[Records about charts and figures]
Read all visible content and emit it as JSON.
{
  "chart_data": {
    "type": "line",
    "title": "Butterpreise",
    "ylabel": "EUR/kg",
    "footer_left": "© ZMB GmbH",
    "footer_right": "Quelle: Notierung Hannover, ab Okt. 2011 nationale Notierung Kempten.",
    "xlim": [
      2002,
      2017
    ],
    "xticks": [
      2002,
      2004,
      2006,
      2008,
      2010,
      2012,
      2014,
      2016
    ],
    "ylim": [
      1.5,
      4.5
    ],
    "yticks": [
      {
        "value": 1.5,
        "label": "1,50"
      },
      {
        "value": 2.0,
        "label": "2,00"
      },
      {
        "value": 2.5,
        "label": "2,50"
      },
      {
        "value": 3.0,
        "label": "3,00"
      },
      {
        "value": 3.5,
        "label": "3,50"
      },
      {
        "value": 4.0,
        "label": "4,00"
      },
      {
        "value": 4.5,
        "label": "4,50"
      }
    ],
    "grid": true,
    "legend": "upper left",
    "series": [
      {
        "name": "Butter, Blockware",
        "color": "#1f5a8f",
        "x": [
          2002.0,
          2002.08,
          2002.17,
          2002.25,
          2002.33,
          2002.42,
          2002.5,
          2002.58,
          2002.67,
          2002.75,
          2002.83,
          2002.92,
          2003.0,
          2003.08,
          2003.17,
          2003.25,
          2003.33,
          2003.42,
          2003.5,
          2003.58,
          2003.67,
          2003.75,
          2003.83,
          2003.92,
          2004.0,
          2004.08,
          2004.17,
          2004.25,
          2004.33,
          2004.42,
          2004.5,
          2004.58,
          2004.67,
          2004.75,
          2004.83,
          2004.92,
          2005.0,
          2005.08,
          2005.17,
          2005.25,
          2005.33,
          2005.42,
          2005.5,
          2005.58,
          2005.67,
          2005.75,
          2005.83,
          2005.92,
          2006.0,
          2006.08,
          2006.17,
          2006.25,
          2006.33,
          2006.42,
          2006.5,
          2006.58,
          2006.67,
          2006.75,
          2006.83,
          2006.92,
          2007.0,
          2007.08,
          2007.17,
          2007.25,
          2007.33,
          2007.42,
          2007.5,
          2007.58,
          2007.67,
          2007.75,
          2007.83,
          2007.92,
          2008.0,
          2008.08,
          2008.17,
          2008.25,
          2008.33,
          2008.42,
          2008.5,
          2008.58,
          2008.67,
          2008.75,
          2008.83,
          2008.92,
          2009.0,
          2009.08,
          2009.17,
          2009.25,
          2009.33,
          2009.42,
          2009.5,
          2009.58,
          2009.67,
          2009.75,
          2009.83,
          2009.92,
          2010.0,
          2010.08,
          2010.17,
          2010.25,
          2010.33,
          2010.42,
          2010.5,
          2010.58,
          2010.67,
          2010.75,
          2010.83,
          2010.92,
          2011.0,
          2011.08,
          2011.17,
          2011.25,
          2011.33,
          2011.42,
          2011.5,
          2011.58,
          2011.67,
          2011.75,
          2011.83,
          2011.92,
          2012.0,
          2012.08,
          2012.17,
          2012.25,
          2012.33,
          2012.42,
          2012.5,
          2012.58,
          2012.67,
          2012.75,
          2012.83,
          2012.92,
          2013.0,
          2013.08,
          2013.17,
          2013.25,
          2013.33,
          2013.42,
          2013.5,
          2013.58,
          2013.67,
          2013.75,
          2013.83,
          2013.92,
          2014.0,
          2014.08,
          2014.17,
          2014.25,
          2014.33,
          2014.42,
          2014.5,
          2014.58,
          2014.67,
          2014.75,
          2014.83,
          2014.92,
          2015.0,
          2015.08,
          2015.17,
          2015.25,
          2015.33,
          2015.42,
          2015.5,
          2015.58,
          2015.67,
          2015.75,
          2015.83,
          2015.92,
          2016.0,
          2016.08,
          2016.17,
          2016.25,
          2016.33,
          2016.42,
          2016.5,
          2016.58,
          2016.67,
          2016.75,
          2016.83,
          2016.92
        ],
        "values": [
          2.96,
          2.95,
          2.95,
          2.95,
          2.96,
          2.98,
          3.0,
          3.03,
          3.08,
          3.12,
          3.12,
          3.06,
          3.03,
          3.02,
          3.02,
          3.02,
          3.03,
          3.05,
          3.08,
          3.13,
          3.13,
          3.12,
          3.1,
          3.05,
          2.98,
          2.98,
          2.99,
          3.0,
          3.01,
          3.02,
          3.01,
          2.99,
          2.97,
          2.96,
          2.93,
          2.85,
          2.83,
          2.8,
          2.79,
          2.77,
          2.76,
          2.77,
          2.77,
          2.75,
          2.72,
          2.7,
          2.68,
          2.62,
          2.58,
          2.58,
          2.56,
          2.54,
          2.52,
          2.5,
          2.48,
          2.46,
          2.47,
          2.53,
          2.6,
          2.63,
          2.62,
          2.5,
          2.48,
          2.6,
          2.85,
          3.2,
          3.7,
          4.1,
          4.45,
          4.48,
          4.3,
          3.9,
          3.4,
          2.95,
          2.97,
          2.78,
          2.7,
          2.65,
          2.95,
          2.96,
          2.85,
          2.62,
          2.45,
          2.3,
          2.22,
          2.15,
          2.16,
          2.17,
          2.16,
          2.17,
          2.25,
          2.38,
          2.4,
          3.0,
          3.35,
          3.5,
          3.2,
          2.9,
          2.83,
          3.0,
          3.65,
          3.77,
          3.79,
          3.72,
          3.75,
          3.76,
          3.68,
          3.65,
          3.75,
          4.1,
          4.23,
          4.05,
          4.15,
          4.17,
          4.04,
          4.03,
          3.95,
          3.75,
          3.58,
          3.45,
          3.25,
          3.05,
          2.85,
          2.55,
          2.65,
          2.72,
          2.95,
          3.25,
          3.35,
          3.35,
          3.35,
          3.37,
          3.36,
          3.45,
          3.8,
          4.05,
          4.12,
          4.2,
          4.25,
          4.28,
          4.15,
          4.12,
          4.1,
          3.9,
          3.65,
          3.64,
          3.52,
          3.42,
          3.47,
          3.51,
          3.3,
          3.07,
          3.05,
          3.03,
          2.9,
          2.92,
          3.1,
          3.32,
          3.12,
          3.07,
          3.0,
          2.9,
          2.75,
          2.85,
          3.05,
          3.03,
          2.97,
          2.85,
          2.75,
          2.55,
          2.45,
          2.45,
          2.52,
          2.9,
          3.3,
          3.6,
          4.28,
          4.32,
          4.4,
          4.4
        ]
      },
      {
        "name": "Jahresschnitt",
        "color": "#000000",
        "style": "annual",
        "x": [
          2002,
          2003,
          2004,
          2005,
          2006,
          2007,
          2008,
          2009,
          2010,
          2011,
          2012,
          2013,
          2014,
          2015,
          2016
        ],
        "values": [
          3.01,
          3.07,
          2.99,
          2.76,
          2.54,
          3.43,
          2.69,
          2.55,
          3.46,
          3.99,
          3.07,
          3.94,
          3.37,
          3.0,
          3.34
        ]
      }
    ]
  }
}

§ STATED PROBLEM: Print all of the data exactly as it was given.

§ CORRECT RESULT:
Read all visible content and emit it as JSON.
{
  "chart_data": {
    "type": "line",
    "title": "Butterpreise",
    "ylabel": "EUR/kg",
    "footer_left": "© ZMB GmbH",
    "footer_right": "Quelle: Notierung Hannover, ab Okt. 2011 nationale Notierung Kempten.",
    "xlim": [
      2002,
      2017
    ],
    "xticks": [
      2002,
      2004,
      2006,
      2008,
      2010,
      2012,
      2014,
      2016
    ],
    "ylim": [
      1.5,
      4.5
    ],
    "yticks": [
      {
        "value": 1.5,
        "label": "1,50"
      },
      {
        "value": 2.0,
        "label": "2,00"
      },
      {
        "value": 2.5,
        "label": "2,50"
      },
      {
        "value": 3.0,
        "label": "3,00"
      },
      {
        "value": 3.5,
        "label": "3,50"
      },
      {
        "value": 4.0,
        "label": "4,00"
      },
      {
        "value": 4.5,
        "label": "4,50"
      }
    ],
    "grid": true,
    "legend": "upper left",
    "series": [
      {
        "name": "Butter, Blockware",
        "color": "#1f5a8f",
        "x": [
          2002.0,
          2002.08,
          2002.17,
          2002.25,
          2002.33,
          2002.42,
          2002.5,
          2002.58,
          2002.67,
          2002.75,
          2002.83,
          2002.92,
          2003.0,
          2003.08,
          2003.17,
          2003.25,
          2003.33,
          2003.42,
          2003.5,
          2003.58,
          2003.67,
          2003.75,
          2003.83,
          2003.92,
          2004.0,
          2004.08,
          2004.17,
          2004.25,
          2004.33,
          2004.42,
          2004.5,
          2004.58,
          2004.67,
          2004.75,
          2004.83,
          2004.92,
          2005.0,
          2005.08,
          2005.17,
          2005.25,
          2005.33,
          2005.42,
          2005.5,
          2005.58,
          2005.67,
          2005.75,
          2005.83,
          2005.92,
          2006.0,
          2006.08,
          2006.17,
          2006.25,
          2006.33,
          2006.42,
          2006.5,
          2006.58,
          2006.67,
          2006.75,
          2006.83,
          2006.92,
          2007.0,
          2007.08,
          2007.17,
          2007.25,
          2007.33,
          2007.42,
          2007.5,
          2007.58,
          2007.67,
          2007.75,
          2007.83,
          2007.92,
          2008.0,
          2008.08,
          2008.17,
          2008.25,
          2008.33,
          2008.42,
          2008.5,
          2008.58,
          2008.67,
          2008.75,
          2008.83,
          2008.92,
          2009.0,
          2009.08,
          2009.17,
          2009.25,
          2009.33,
          2009.42,
          2009.5,
          2009.58,
          2009.67,
          2009.75,
          2009.83,
          2009.92,
          2010.0,
          2010.08,
          2010.17,
          2010.25,
          2010.33,
          2010.42,
          2010.5,
          2010.58,
          2010.67,
          2010.75,
          2010.83,
          2010.92,
          2011.0,
          2011.08,
          2011.17,
          2011.25,
          2011.33,
          2011.42,
          2011.5,
          2011.58,
          2011.67,
          2011.75,
          2011.83,
          2011.92,
          2012.0,
          2012.08,
          2012.17,
          2012.25,
          2012.33,
          2012.42,
          2012.5,
          2012.58,
          2012.67,
          2012.75,
          2012.83,
          2012.92,
          2013.0,
          2013.08,
          2013.17,
          2013.25,
          2013.33,
          2013.42,
          2013.5,
          2013.58,
          2013.67,
          2013.75,
          2013.83,
          2013.92,
          2014.0,
          2014.08,
          2014.17,
          2014.25,
          2014.33,
          2014.42,
          2014.5,
          2014.58,
          2014.67,
          2014.75,
          2014.83,
          2014.92,
          2015.0,
          2015.08,
          2015.17,
          2015.25,
          2015.33,
          2015.42,
          2015.5,
          2015.58,
          2015.67,
          2015.75,
          2015.83,
          2015.92,
          2016.0,
          2016.08,
          2016.17,
          2016.25,
          2016.33,
          2016.42,
          2016.5,
          2016.58,
          2016.67,
          2016.75,
          2016.83,
          2016.92
        ],
        "values": [
          2.96,
          2.95,
          2.95,
          2.95,
          2.96,
          2.98,
          3.0,
          3.03,
          3.08,
          3.12,
          3.12,
          3.06,
          3.03,
          3.02,
          3.02,
          3.02,
          3.03,
          3.05,
          3.08,
          3.13,
          3.13,
          3.12,
          3.1,
          3.05,
          2.98,
          2.98,
          2.99,
          3.0,
          3.01,
          3.02,
          3.01,
          2.99,
          2.97,
          2.96,
          2.93,
          2.85,
          2.83,
          2.8,
          2.79,
          2.77,
          2.76,
          2.77,
          2.77,
          2.75,
          2.72,
          2.7,
          2.68,
          2.62,
          2.58,
          2.58,
          2.56,
          2.54,
          2.52,
          2.5,
          2.48,
          2.46,
          2.47,
          2.53,
          2.6,
          2.63,
          2.62,
          2.5,
          2.48,
          2.6,
          2.85,
          3.2,
          3.7,
          4.1,
          4.45,
          4.48,
          4.3,
          3.9,
          3.4,
          2.95,
          2.97,
          2.78,
          2.7,
          2.65,
          2.95,
          2.96,
          2.85,
          2.62,
          2.45,
          2.3,
          2.22,
          2.15,
          2.16,
          2.17,
          2.16,
          2.17,
          2.25,
          2.38,
          2.4,
          3.0,
          3.35,
          3.5,
          3.2,
          2.9,
          2.83,
          3.0,
          3.65,
          3.77,
          3.79,
          3.72,
          3.75,
          3.76,
          3.68,
          3.65,
          3.75,
          4.1,
          4.23,
          4.05,
          4.15,
          4.17,
          4.04,
          4.03,
          3.95,
          3.75,
          3.58,
          3.45,
          3.25,
          3.05,
          2.85,
          2.55,
          2.65,
          2.72,
          2.95,
          3.25,
          3.35,
          3.35,
          3.35,
          3.37,
          3.36,
          3.45,
          3.8,
          4.05,
          4.12,
          4.2,
          4.25,
          4.28,
          4.15,
          4.12,
          4.1,
          3.9,
          3.65,
          3.64,
          3.52,
          3.42,
          3.47,
          3.51,
          3.3,
          3.07,
          3.05,
          3.03,
          2.9,
          2.92,
          3.1,
          3.32,
          3.12,
          3.07,
          3.0,
          2.9,
          2.75,
          2.85,
          3.05,
          3.03,
          2.97,
          2.85,
          2.75,
          2.55,
          2.45,
          2.45,
          2.52,
          2.9,
          3.3,
          3.6,
          4.28,
          4.32,
          4.4,
          4.4
        ]
      },
      {
        "name": "Jahresschnitt",
        "color": "#000000",
        "style": "annual",
        "x": [
          2002,
          2003,
          2004,
          2005,
          2006,
          2007,
          2008,
          2009,
          2010,
          2011,
          2012,
          2013,
          2014,
          2015,
          2016
        ],
        "values": [
          3.01,
          3.07,
          2.99,
          2.76,
          2.54,
          3.43,
          2.69,
          2.55,
          3.46,
          3.99,
          3.07,
          3.94,
          3.37,
          3.0,
          3.34
        ]
      }
    ]
  }
}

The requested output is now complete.